EXERCISE PROMPT: Provide an exact copy of the data, excluding the images.

[Collected data]
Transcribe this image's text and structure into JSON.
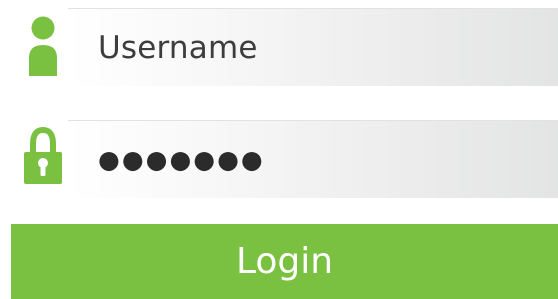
{
  "login_form": {
    "username": {
      "placeholder": "Username",
      "icon": "user-icon"
    },
    "password": {
      "masked_value": "●●●●●●●",
      "icon": "lock-icon"
    },
    "submit_label": "Login"
  },
  "colors": {
    "accent": "#7ac142",
    "field_background_start": "#ffffff",
    "field_background_end": "#e3e4e4",
    "text": "#3d3d3d"
  }
}
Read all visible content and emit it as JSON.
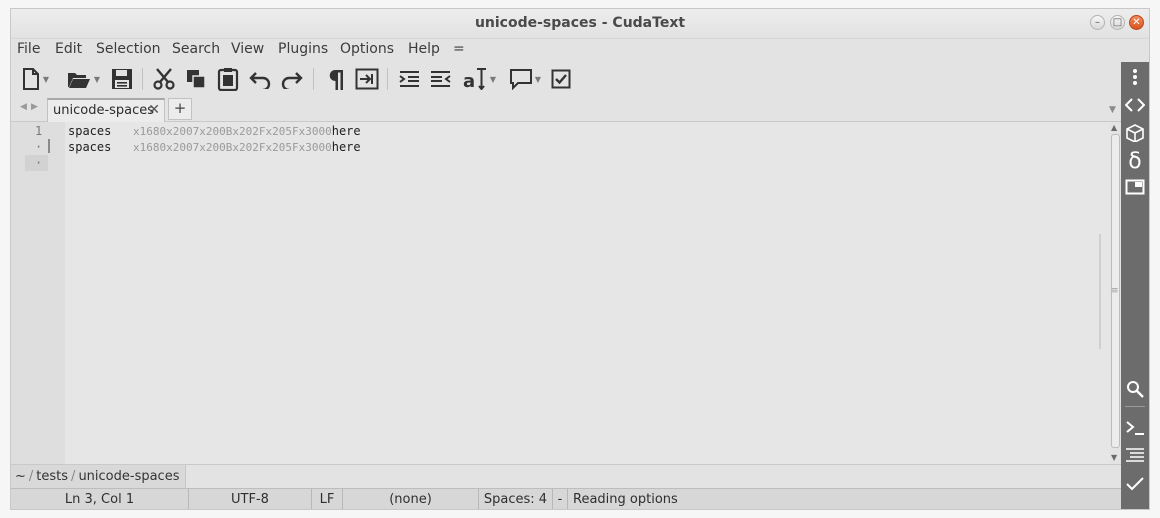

TASK SOLUTION:
Transcribe this image's text and structure into JSON.
{
  "login_form": {
    "username": {
      "placeholder": "Username",
      "icon": "user-icon"
    },
    "password": {
      "masked_value": "●●●●●●●",
      "icon": "lock-icon"
    },
    "submit_label": "Login"
  },
  "colors": {
    "accent": "#7ac142",
    "field_background_start": "#ffffff",
    "field_background_end": "#e3e4e4",
    "text": "#3d3d3d"
  }
}
Read all visible content and emit it as JSON.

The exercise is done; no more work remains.